# Task inputs
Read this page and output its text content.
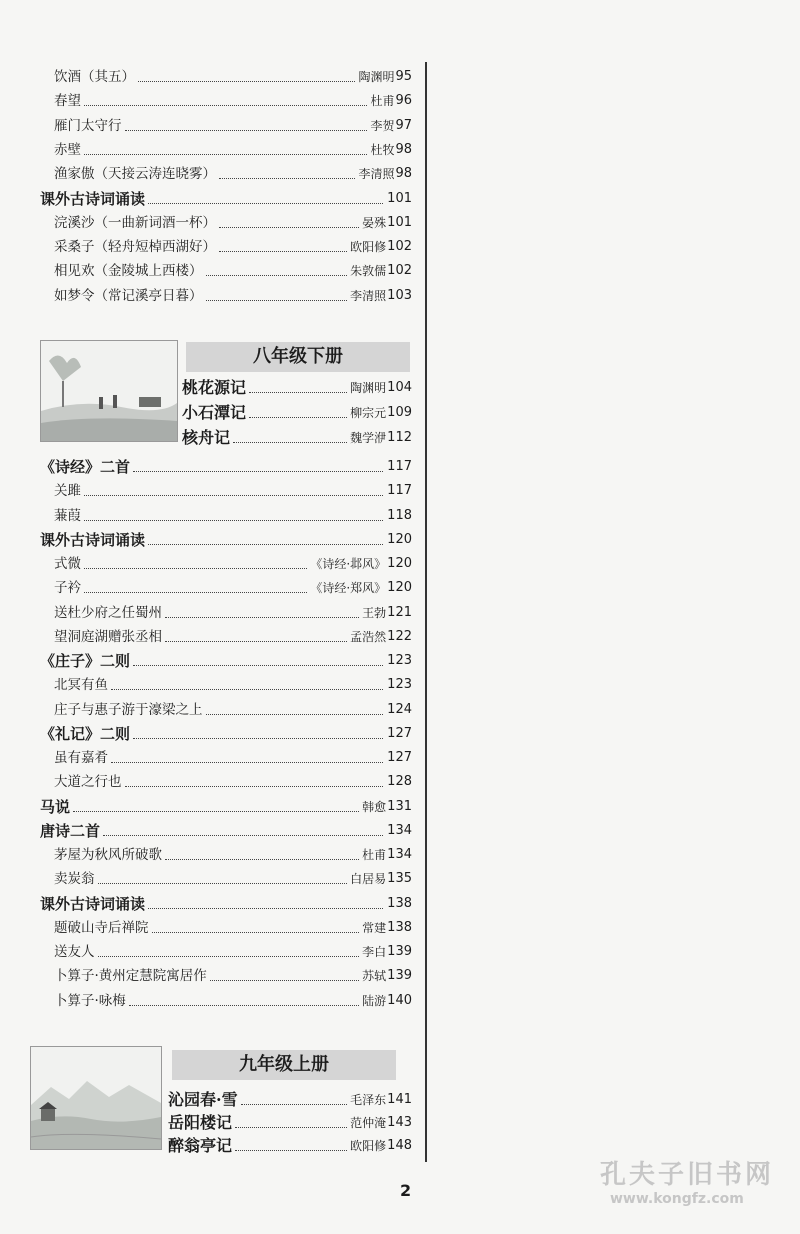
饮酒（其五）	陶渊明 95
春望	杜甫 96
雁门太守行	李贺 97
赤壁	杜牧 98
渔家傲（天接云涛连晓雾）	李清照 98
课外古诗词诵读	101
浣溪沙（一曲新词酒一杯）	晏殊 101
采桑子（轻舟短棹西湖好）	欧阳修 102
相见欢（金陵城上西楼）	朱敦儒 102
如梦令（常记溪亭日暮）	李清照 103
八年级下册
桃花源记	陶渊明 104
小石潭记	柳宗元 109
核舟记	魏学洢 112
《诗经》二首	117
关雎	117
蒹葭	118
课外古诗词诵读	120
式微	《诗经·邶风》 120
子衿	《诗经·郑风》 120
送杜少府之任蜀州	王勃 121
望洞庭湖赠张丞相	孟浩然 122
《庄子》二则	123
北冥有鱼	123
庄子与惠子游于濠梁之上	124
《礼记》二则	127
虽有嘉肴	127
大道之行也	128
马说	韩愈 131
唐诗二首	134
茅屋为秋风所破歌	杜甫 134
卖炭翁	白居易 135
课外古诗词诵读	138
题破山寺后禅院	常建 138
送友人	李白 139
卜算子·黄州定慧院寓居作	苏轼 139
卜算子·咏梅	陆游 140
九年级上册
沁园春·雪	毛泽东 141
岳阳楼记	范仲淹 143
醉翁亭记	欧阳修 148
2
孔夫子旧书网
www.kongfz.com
--
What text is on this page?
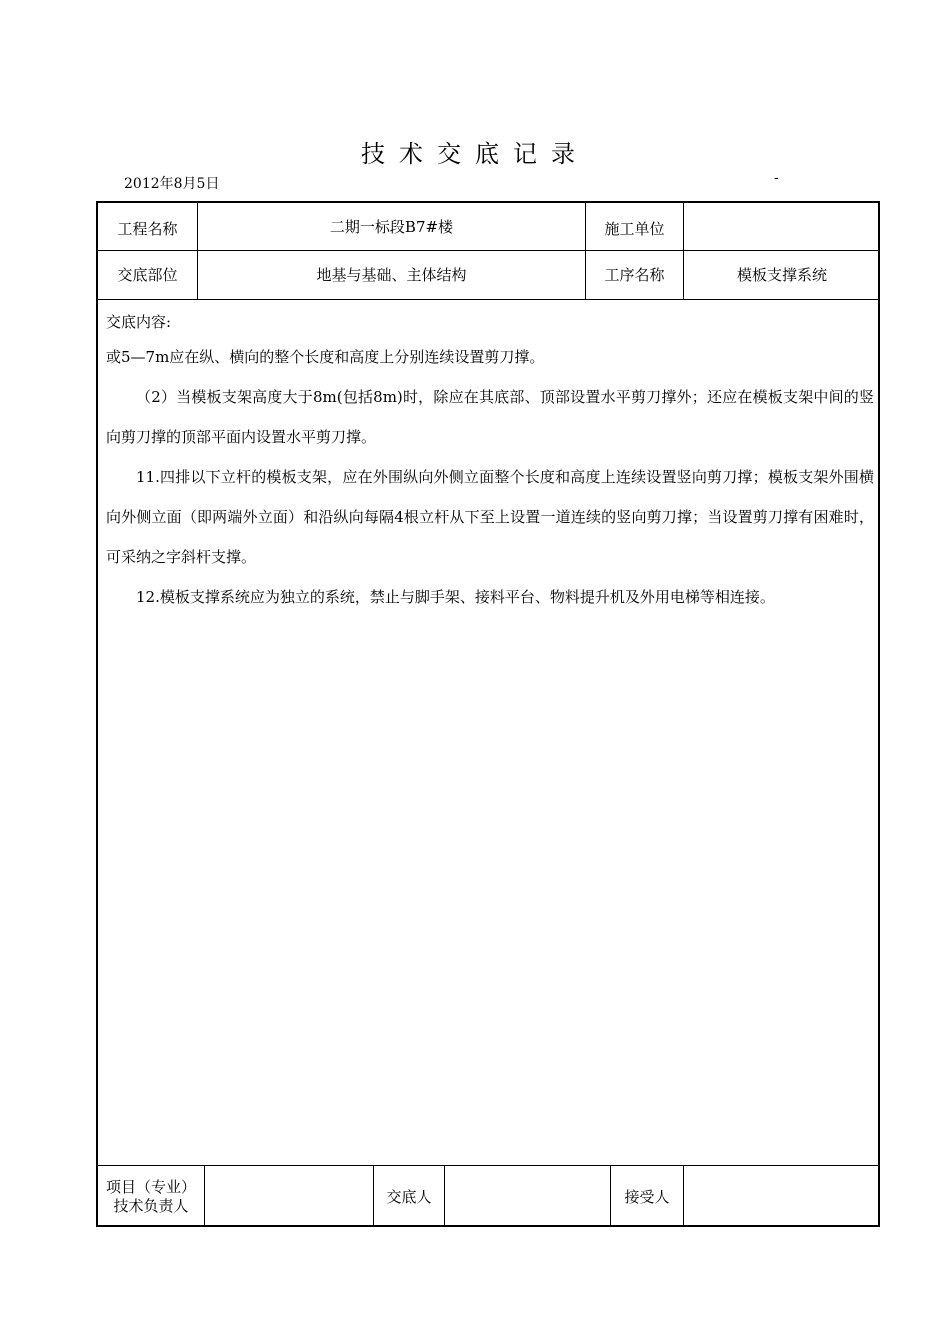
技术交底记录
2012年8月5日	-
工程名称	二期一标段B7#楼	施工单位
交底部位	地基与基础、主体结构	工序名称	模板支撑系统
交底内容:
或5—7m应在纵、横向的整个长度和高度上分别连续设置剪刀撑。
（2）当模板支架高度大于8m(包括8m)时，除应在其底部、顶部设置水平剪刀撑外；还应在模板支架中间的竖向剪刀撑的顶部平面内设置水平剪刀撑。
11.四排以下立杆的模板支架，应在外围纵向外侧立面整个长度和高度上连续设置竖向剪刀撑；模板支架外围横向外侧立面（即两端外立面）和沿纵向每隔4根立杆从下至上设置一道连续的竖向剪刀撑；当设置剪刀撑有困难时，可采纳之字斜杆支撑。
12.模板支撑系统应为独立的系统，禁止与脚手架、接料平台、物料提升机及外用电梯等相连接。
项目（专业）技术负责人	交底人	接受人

# Exercise
Check each line above for the word "page" and copy the ones that have it.

# Task solution
Read this page and output its text content.
What text is on this page?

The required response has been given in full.